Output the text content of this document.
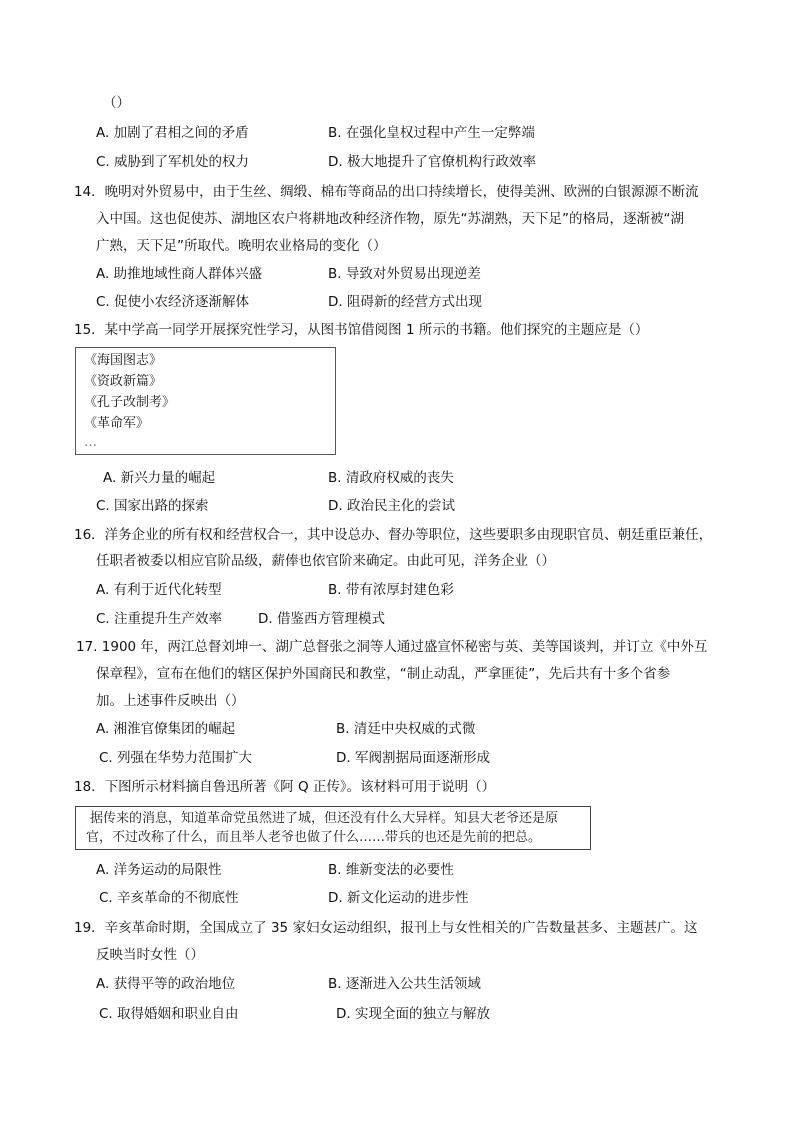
（）
A. 加剧了君相之间的矛盾	B. 在强化皇权过程中产生一定弊端
C. 威胁到了军机处的权力	D. 极大地提升了官僚机构行政效率
14．晚明对外贸易中，由于生丝、绸缎、棉布等商品的出口持续增长，使得美洲、欧洲的白银源源不断流
入中国。这也促使苏、湖地区农户将耕地改种经济作物，原先“苏湖熟，天下足”的格局，逐渐被“湖
广熟，天下足”所取代。晚明农业格局的变化（）
A. 助推地域性商人群体兴盛	B. 导致对外贸易出现逆差
C. 促使小农经济逐渐解体	D. 阻碍新的经营方式出现
15．某中学高一同学开展探究性学习，从图书馆借阅图 1 所示的书籍。他们探究的主题应是（）
《海国图志》
《资政新篇》
《孔子改制考》
《革命军》
…
A. 新兴力量的崛起	B. 清政府权威的丧失
C. 国家出路的探索	D. 政治民主化的尝试
16．洋务企业的所有权和经营权合一，其中设总办、督办等职位，这些要职多由现职官员、朝廷重臣兼任，
任职者被委以相应官阶品级，薪俸也依官阶来确定。由此可见，洋务企业（）
A. 有利于近代化转型	B. 带有浓厚封建色彩
C. 注重提升生产效率	D. 借鉴西方管理模式
17. 1900 年，两江总督刘坤一、湖广总督张之洞等人通过盛宣怀秘密与英、美等国谈判，并订立《中外互
保章程》，宣布在他们的辖区保护外国商民和教堂，“制止动乱，严拿匪徒”，先后共有十多个省参
加。上述事件反映出（）
A. 湘淮官僚集团的崛起	B. 清廷中央权威的式微
C. 列强在华势力范围扩大	D. 军阀割据局面逐渐形成
18．下图所示材料摘自鲁迅所著《阿 Q 正传》。该材料可用于说明（）
据传来的消息，知道革命党虽然进了城，但还没有什么大异样。知县大老爷还是原
官，不过改称了什么，而且举人老爷也做了什么……带兵的也还是先前的把总。
A. 洋务运动的局限性	B. 维新变法的必要性
C. 辛亥革命的不彻底性	D. 新文化运动的进步性
19．辛亥革命时期，全国成立了 35 家妇女运动组织，报刊上与女性相关的广告数量甚多、主题甚广。这
反映当时女性（）
A. 获得平等的政治地位	B. 逐渐进入公共生活领域
C. 取得婚姻和职业自由	D. 实现全面的独立与解放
----
TASK DESCRIPTION: Do not include images; quote all of the entries above exactly.

FINISHED TASK:
Output the text content of this document.
（）
A. 加剧了君相之间的矛盾	B. 在强化皇权过程中产生一定弊端
C. 威胁到了军机处的权力	D. 极大地提升了官僚机构行政效率
14．晚明对外贸易中，由于生丝、绸缎、棉布等商品的出口持续增长，使得美洲、欧洲的白银源源不断流
入中国。这也促使苏、湖地区农户将耕地改种经济作物，原先“苏湖熟，天下足”的格局，逐渐被“湖
广熟，天下足”所取代。晚明农业格局的变化（）
A. 助推地域性商人群体兴盛	B. 导致对外贸易出现逆差
C. 促使小农经济逐渐解体	D. 阻碍新的经营方式出现
15．某中学高一同学开展探究性学习，从图书馆借阅图 1 所示的书籍。他们探究的主题应是（）
《海国图志》
《资政新篇》
《孔子改制考》
《革命军》
…
A. 新兴力量的崛起	B. 清政府权威的丧失
C. 国家出路的探索	D. 政治民主化的尝试
16．洋务企业的所有权和经营权合一，其中设总办、督办等职位，这些要职多由现职官员、朝廷重臣兼任，
任职者被委以相应官阶品级，薪俸也依官阶来确定。由此可见，洋务企业（）
A. 有利于近代化转型	B. 带有浓厚封建色彩
C. 注重提升生产效率	D. 借鉴西方管理模式
17. 1900 年，两江总督刘坤一、湖广总督张之洞等人通过盛宣怀秘密与英、美等国谈判，并订立《中外互
保章程》，宣布在他们的辖区保护外国商民和教堂，“制止动乱，严拿匪徒”，先后共有十多个省参
加。上述事件反映出（）
A. 湘淮官僚集团的崛起	B. 清廷中央权威的式微
C. 列强在华势力范围扩大	D. 军阀割据局面逐渐形成
18．下图所示材料摘自鲁迅所著《阿 Q 正传》。该材料可用于说明（）
据传来的消息，知道革命党虽然进了城，但还没有什么大异样。知县大老爷还是原
官，不过改称了什么，而且举人老爷也做了什么……带兵的也还是先前的把总。
A. 洋务运动的局限性	B. 维新变法的必要性
C. 辛亥革命的不彻底性	D. 新文化运动的进步性
19．辛亥革命时期，全国成立了 35 家妇女运动组织，报刊上与女性相关的广告数量甚多、主题甚广。这
反映当时女性（）
A. 获得平等的政治地位	B. 逐渐进入公共生活领域
C. 取得婚姻和职业自由	D. 实现全面的独立与解放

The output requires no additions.